## Do this
Please list all lines of the material below in which the string "Title" occurs.
################
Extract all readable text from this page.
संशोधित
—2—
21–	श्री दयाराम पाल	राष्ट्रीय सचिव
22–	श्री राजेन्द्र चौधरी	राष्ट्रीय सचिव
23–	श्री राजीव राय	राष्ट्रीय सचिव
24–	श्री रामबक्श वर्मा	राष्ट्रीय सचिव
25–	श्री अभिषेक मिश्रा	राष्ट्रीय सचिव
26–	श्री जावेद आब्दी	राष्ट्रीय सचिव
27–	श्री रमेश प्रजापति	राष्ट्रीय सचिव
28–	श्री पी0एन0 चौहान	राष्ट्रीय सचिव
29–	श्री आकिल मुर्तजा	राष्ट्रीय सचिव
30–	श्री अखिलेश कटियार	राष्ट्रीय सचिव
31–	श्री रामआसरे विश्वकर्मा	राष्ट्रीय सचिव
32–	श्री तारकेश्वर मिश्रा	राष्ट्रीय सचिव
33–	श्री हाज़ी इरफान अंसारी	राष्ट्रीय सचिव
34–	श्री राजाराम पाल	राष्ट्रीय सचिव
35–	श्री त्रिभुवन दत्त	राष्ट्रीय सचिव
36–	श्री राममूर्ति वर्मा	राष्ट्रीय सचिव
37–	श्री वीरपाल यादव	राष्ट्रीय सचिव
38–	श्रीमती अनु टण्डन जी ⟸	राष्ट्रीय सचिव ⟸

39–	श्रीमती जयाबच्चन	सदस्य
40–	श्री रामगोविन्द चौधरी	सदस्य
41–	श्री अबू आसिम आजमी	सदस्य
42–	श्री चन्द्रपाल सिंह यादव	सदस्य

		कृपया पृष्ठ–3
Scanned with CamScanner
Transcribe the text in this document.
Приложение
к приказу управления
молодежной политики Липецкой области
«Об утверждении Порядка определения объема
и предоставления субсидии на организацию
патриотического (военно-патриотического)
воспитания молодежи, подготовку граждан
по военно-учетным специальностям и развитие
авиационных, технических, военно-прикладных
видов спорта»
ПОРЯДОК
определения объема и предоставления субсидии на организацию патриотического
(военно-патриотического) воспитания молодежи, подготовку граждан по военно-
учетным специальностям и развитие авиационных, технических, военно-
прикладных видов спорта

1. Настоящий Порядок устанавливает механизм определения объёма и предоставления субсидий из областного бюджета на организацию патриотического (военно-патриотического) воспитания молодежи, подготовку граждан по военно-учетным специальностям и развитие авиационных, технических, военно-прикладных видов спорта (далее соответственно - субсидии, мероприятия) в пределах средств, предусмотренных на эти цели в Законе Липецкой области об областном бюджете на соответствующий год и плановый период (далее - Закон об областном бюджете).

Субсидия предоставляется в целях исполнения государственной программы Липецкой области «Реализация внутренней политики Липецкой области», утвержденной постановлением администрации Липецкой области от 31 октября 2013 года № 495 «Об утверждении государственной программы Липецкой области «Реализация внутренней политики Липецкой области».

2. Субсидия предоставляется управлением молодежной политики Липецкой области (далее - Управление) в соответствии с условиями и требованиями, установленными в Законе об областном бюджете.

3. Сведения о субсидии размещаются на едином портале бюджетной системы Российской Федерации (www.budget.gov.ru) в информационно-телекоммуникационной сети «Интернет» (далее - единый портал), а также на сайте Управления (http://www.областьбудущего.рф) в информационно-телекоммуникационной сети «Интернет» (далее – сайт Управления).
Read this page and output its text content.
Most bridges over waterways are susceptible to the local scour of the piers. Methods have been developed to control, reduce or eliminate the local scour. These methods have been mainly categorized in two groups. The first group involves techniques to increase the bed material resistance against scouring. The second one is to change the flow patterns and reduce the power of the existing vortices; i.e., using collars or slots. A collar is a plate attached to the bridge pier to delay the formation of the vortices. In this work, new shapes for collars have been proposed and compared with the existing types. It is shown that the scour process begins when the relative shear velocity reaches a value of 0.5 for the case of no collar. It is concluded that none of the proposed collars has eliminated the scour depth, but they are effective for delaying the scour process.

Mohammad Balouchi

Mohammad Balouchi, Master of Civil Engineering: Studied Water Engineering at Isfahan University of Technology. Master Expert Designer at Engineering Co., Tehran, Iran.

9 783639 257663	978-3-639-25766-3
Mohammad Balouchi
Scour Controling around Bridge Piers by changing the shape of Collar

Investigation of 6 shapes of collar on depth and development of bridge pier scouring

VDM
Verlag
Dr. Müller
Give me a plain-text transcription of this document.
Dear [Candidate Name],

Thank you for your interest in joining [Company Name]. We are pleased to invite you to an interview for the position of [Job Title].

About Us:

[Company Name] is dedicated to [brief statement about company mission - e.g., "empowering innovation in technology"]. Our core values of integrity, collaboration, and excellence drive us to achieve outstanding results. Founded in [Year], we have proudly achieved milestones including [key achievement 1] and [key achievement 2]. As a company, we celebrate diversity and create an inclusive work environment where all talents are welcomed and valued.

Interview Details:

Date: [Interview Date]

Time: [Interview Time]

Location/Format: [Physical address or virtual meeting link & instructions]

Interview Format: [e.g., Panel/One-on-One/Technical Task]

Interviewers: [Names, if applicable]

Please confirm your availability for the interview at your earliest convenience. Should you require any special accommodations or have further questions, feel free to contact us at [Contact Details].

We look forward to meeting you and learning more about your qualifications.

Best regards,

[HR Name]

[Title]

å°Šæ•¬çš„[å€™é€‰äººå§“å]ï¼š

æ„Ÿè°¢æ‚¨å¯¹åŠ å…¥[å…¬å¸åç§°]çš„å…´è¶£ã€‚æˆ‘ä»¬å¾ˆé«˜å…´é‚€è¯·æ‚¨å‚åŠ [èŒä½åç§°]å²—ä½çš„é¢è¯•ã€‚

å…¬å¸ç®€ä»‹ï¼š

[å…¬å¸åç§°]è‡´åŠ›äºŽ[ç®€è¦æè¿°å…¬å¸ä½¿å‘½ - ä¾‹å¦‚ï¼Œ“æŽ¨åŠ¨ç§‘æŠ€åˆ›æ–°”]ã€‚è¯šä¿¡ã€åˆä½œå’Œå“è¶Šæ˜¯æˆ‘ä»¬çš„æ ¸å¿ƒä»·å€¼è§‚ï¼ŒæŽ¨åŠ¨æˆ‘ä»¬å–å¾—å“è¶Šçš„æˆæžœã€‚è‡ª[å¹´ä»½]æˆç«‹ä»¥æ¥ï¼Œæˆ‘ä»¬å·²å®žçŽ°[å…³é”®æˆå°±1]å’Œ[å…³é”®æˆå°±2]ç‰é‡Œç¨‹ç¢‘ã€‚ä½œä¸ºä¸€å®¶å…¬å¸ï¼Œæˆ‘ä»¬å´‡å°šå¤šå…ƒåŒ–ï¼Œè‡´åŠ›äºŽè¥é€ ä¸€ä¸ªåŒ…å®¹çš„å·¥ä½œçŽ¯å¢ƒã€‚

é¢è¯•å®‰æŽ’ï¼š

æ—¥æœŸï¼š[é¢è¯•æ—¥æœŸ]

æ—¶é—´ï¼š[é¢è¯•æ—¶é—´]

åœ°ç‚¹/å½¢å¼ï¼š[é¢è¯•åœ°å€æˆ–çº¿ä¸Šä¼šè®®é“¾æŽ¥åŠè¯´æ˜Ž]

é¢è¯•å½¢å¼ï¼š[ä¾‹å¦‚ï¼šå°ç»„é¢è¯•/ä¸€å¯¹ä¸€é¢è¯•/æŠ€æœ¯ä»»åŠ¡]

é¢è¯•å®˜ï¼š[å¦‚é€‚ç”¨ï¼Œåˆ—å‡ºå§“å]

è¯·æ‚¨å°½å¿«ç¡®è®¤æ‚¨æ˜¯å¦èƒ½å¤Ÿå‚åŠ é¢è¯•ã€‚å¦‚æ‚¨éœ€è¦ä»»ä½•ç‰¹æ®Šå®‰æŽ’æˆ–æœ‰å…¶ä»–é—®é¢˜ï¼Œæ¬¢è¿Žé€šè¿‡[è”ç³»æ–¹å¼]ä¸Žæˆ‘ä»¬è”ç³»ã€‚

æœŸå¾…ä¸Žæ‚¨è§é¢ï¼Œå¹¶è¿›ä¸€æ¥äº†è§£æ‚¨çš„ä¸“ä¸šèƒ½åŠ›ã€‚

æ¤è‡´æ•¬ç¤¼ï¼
################
## Solution for this task
Thank you for your interest in joining [Company Name]. We are pleased to invite you to an interview for the position of [Job Title].
[Title]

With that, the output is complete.